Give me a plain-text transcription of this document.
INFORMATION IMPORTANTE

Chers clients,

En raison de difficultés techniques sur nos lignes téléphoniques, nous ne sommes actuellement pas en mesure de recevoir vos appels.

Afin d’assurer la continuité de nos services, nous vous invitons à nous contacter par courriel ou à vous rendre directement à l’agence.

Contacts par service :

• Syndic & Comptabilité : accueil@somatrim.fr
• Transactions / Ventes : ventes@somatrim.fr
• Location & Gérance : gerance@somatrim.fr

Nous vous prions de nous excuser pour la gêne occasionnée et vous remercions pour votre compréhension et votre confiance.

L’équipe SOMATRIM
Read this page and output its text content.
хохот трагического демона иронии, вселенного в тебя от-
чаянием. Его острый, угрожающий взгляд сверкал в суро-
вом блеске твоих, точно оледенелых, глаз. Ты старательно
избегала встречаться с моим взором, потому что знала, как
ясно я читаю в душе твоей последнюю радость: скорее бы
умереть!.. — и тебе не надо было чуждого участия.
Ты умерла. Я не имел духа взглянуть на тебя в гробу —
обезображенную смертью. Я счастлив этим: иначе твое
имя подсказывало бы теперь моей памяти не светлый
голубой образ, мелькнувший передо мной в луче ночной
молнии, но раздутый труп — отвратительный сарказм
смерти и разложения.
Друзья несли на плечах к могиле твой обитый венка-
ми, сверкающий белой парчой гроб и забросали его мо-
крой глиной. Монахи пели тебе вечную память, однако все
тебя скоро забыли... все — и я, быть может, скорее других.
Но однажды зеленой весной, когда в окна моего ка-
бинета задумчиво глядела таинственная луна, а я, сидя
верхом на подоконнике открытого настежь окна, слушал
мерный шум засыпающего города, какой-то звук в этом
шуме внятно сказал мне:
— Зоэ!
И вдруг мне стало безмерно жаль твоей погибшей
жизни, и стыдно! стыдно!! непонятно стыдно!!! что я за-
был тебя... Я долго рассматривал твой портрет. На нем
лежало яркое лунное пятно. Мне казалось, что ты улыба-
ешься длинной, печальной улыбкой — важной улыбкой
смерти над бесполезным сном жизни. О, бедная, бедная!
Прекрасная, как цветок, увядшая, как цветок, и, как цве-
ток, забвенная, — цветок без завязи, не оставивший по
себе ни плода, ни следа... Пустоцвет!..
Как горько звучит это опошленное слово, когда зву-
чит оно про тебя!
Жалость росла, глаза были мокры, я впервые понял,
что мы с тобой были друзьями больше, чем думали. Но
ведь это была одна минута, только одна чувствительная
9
....
REQUEST: Restate the whole listing exactly.

OUTPUT FOR THIS TASK:
Give me a plain-text transcription of this document.
INFORMATION IMPORTANTE

Chers clients,

En raison de difficultés techniques sur nos lignes téléphoniques, nous ne sommes actuellement pas en mesure de recevoir vos appels.

Afin d’assurer la continuité de nos services, nous vous invitons à nous contacter par courriel ou à vous rendre directement à l’agence.

Contacts par service :

• Syndic & Comptabilité : accueil@somatrim.fr
• Transactions / Ventes : ventes@somatrim.fr
• Location & Gérance : gerance@somatrim.fr

Nous vous prions de nous excuser pour la gêne occasionnée et vous remercions pour votre compréhension et votre confiance.

L’équipe SOMATRIM
Read this page and output its text content.
хохот трагического демона иронии, вселенного в тебя от-
чаянием. Его острый, угрожающий взгляд сверкал в суро-
вом блеске твоих, точно оледенелых, глаз. Ты старательно
избегала встречаться с моим взором, потому что знала, как
ясно я читаю в душе твоей последнюю радость: скорее бы
умереть!.. — и тебе не надо было чуждого участия.
Ты умерла. Я не имел духа взглянуть на тебя в гробу —
обезображенную смертью. Я счастлив этим: иначе твое
имя подсказывало бы теперь моей памяти не светлый
голубой образ, мелькнувший передо мной в луче ночной
молнии, но раздутый труп — отвратительный сарказм
смерти и разложения.
Друзья несли на плечах к могиле твой обитый венка-
ми, сверкающий белой парчой гроб и забросали его мо-
крой глиной. Монахи пели тебе вечную память, однако все
тебя скоро забыли... все — и я, быть может, скорее других.
Но однажды зеленой весной, когда в окна моего ка-
бинета задумчиво глядела таинственная луна, а я, сидя
верхом на подоконнике открытого настежь окна, слушал
мерный шум засыпающего города, какой-то звук в этом
шуме внятно сказал мне:
— Зоэ!
И вдруг мне стало безмерно жаль твоей погибшей
жизни, и стыдно! стыдно!! непонятно стыдно!!! что я за-
был тебя... Я долго рассматривал твой портрет. На нем
лежало яркое лунное пятно. Мне казалось, что ты улыба-
ешься длинной, печальной улыбкой — важной улыбкой
смерти над бесполезным сном жизни. О, бедная, бедная!
Прекрасная, как цветок, увядшая, как цветок, и, как цве-
ток, забвенная, — цветок без завязи, не оставивший по
себе ни плода, ни следа... Пустоцвет!..
Как горько звучит это опошленное слово, когда зву-
чит оно про тебя!
Жалость росла, глаза были мокры, я впервые понял,
что мы с тобой были друзьями больше, чем думали. Но
ведь это была одна минута, только одна чувствительная
9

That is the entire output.